* WHAT THE TASK ASKS *
Each line should be copied exactly.

* SUPPLIED MATERIAL *
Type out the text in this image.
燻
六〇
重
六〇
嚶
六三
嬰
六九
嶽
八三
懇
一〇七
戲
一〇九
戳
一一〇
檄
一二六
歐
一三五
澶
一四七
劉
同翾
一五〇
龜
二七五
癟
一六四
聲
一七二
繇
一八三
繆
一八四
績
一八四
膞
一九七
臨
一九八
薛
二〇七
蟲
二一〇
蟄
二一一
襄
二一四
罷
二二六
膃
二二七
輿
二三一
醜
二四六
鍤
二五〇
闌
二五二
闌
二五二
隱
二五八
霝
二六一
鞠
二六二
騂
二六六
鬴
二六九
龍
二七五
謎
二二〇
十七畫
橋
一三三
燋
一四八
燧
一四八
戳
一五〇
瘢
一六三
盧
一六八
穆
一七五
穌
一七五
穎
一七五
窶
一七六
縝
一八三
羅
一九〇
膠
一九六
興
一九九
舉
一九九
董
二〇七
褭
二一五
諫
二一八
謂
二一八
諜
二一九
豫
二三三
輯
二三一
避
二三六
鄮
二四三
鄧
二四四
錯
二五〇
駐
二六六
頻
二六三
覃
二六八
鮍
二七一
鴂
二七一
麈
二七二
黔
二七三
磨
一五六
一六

* SOLUTION *
Type out the text in this image.
燻
六〇
重
六〇
嚶
六三
嬰
六九
嶽
八三
懇
一〇七
戲
一〇九
戳
一一〇
檄
一二六
歐
一三五
澶
一四七
劉
同翾
一五〇
龜
二七五
癟
一六四
聲
一七二
繇
一八三
繆
一八四
績
一八四
膞
一九七
臨
一九八
薛
二〇七
蟲
二一〇
蟄
二一一
襄
二一四
罷
二二六
膃
二二七
輿
二三一
醜
二四六
鍤
二五〇
闌
二五二
闌
二五二
隱
二五八
霝
二六一
鞠
二六二
騂
二六六
鬴
二六九
龍
二七五
謎
二二〇
十七畫
橋
一三三
燋
一四八
燧
一四八
戳
一五〇
瘢
一六三
盧
一六八
穆
一七五
穌
一七五
穎
一七五
窶
一七六
縝
一八三
羅
一九〇
膠
一九六
興
一九九
舉
一九九
董
二〇七
褭
二一五
諫
二一八
謂
二一八
諜
二一九
豫
二三三
輯
二三一
避
二三六
鄮
二四三
鄧
二四四
錯
二五〇
駐
二六六
頻
二六三
覃
二六八
鮍
二七一
鴂
二七一
麈
二七二
黔
二七三
磨
一五六
一六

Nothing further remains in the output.